== Input for this task
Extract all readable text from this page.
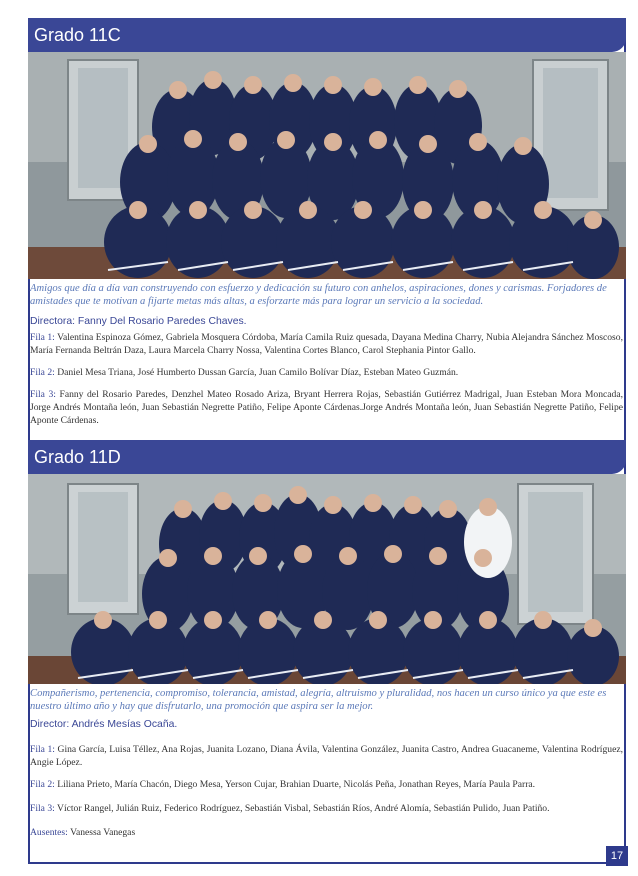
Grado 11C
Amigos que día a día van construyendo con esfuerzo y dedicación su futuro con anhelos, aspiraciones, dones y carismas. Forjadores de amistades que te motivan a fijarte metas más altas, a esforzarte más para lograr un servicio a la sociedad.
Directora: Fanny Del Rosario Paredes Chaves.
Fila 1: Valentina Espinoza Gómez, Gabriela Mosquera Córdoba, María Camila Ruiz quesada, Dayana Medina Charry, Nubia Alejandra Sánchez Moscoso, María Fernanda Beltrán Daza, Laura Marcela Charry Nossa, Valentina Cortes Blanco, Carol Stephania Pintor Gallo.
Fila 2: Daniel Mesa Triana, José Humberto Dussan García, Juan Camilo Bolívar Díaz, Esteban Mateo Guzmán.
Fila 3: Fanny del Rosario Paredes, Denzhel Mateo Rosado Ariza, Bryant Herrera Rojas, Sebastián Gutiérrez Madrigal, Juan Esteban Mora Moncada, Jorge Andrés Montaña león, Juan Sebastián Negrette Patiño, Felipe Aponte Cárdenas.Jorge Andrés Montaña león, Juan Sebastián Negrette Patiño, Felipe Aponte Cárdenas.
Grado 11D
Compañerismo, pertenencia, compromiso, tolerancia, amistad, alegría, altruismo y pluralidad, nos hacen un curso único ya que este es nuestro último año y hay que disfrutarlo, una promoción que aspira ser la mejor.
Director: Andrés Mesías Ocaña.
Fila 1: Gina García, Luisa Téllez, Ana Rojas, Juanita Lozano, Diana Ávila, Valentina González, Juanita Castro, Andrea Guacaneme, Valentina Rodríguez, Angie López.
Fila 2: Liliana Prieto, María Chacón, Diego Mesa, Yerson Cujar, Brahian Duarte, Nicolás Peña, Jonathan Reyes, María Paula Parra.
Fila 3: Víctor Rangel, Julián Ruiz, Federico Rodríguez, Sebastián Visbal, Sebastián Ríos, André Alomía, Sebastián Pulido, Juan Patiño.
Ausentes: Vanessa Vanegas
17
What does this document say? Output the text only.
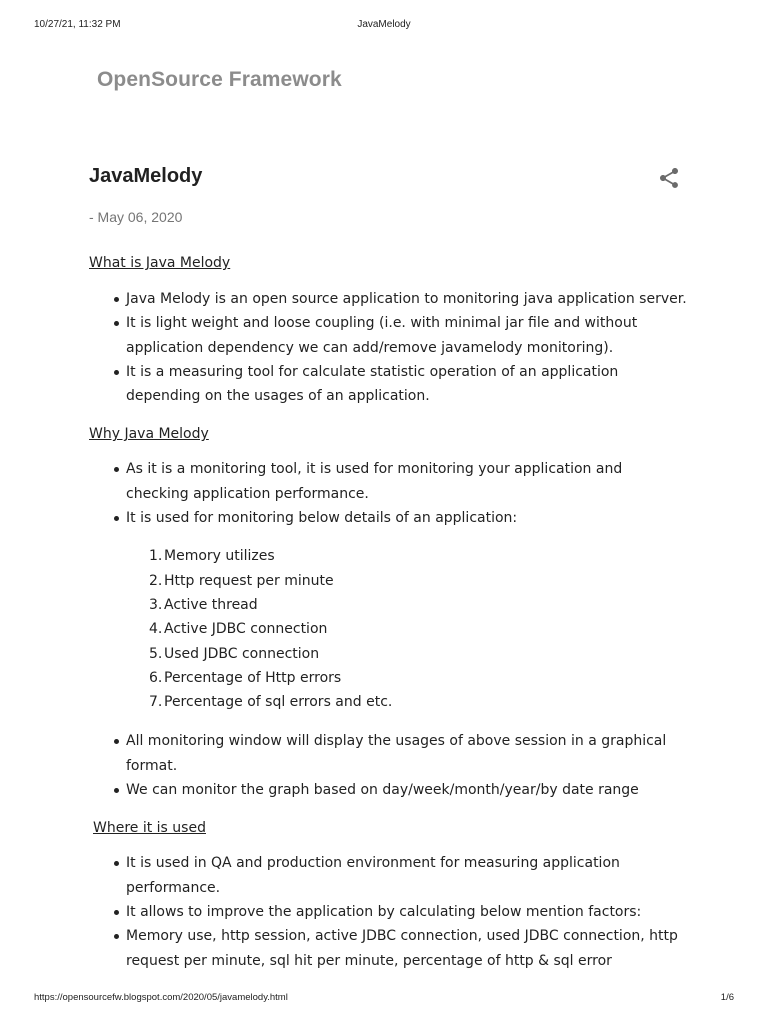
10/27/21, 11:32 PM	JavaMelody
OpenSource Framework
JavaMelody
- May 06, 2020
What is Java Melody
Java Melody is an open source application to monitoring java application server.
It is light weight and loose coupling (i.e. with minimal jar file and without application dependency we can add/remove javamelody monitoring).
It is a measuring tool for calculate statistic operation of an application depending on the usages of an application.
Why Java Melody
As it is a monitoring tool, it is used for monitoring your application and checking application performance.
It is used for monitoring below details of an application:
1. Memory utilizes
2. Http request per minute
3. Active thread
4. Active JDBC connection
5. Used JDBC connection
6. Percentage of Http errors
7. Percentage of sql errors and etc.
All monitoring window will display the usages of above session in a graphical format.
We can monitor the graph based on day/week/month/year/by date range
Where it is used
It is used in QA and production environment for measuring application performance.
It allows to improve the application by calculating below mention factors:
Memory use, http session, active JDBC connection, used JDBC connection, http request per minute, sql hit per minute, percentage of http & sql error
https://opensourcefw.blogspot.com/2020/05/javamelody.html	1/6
====
== Input for this task
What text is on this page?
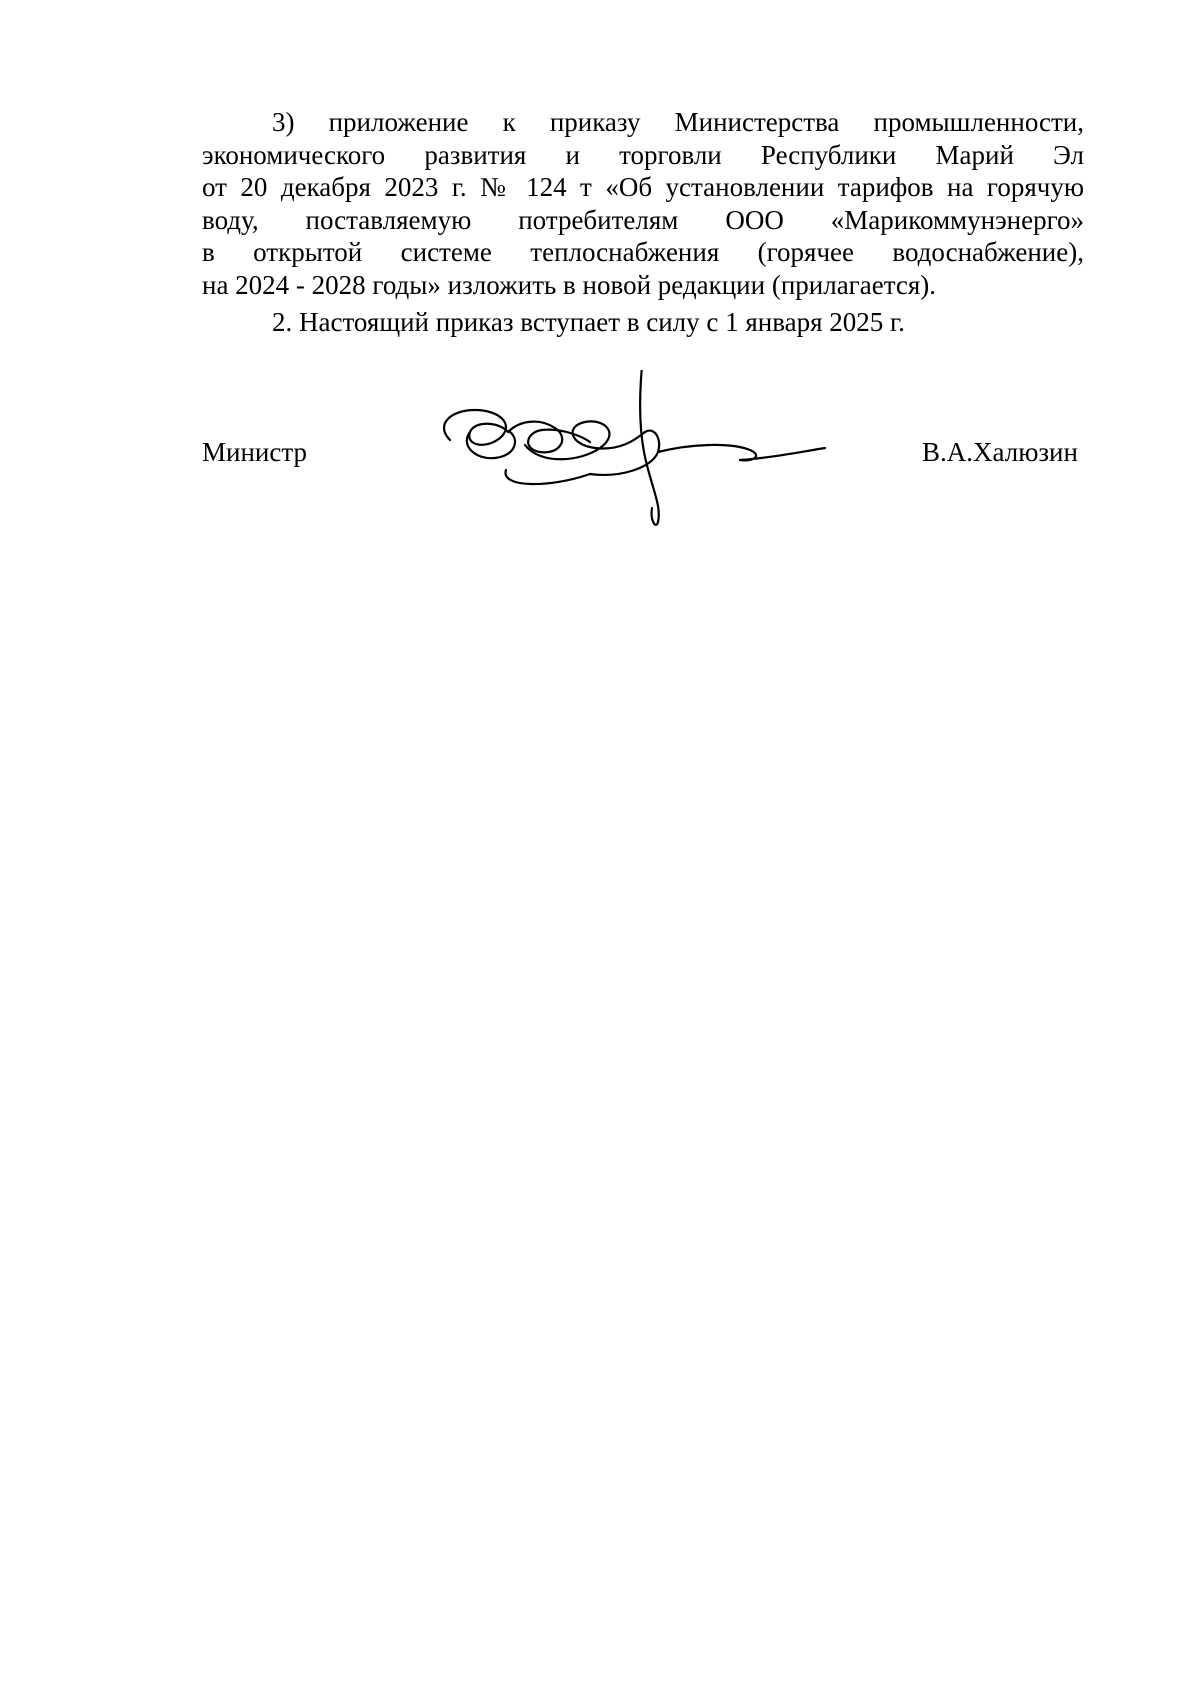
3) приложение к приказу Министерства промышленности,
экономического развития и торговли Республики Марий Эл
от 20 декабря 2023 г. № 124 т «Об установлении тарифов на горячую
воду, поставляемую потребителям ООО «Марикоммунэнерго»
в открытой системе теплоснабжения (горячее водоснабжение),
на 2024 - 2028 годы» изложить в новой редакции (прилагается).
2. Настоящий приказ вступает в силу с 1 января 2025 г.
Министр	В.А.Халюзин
====
== Input for this task
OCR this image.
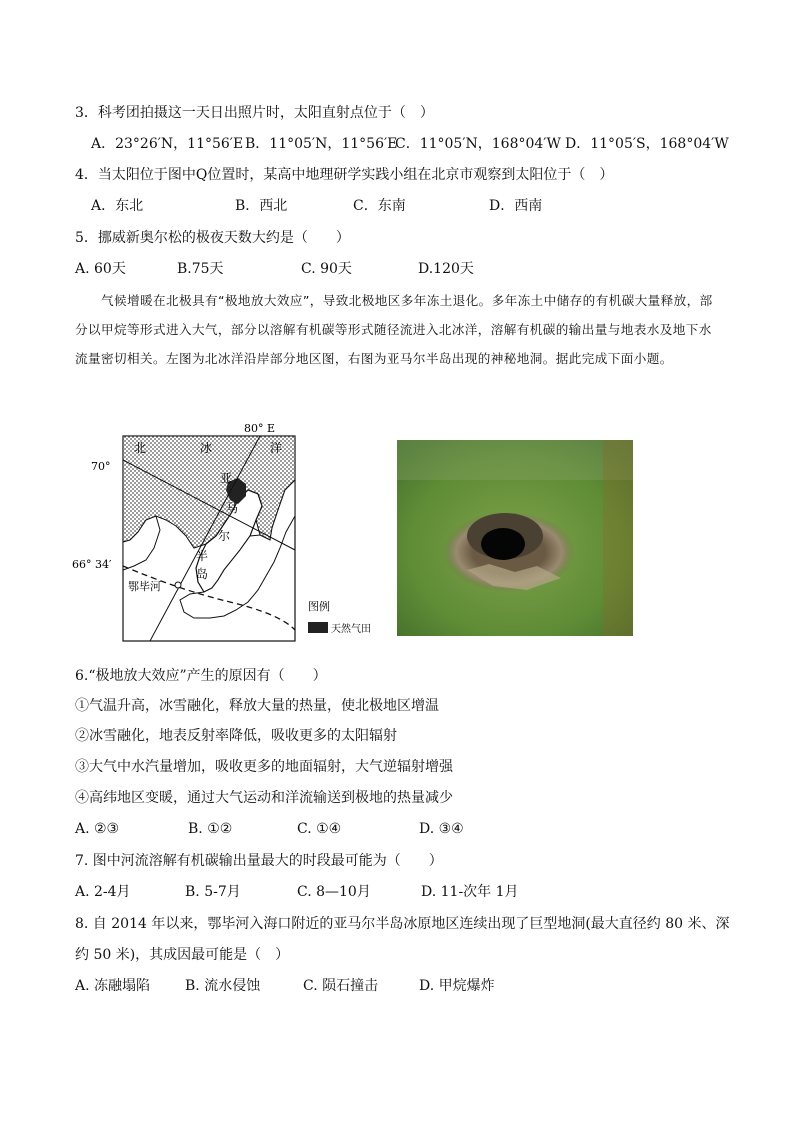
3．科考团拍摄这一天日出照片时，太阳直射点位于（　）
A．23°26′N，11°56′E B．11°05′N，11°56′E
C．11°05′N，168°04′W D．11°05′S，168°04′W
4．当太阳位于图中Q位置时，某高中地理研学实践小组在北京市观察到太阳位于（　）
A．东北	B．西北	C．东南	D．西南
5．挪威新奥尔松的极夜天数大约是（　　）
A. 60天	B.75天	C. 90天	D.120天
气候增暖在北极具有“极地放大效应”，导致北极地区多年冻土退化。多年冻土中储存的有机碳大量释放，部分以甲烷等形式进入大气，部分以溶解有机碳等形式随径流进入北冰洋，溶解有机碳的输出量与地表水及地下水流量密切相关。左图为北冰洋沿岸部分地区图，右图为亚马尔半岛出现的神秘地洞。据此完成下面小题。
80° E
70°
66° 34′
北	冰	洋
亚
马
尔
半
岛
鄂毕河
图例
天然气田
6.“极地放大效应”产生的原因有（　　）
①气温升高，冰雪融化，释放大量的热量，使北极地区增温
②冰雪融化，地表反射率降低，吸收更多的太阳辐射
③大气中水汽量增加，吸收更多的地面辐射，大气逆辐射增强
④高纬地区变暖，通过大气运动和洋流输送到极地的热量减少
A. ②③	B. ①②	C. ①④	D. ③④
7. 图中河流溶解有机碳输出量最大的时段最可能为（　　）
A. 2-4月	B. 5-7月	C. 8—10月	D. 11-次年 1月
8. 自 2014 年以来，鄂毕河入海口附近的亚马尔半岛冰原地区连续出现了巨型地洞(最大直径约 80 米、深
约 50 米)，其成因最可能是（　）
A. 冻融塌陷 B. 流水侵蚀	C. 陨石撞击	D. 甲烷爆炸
====
Read the entries and show each line that mentions "Mesa".

Fila 2: Daniel Mesa Triana, José Humberto Dussan García, Juan Camilo Bolívar Díaz, Esteban Mateo Guzmán.
Fila 2: Liliana Prieto, María Chacón, Diego Mesa, Yerson Cujar, Brahian Duarte, Nicolás Peña, Jonathan Reyes, María Paula Parra.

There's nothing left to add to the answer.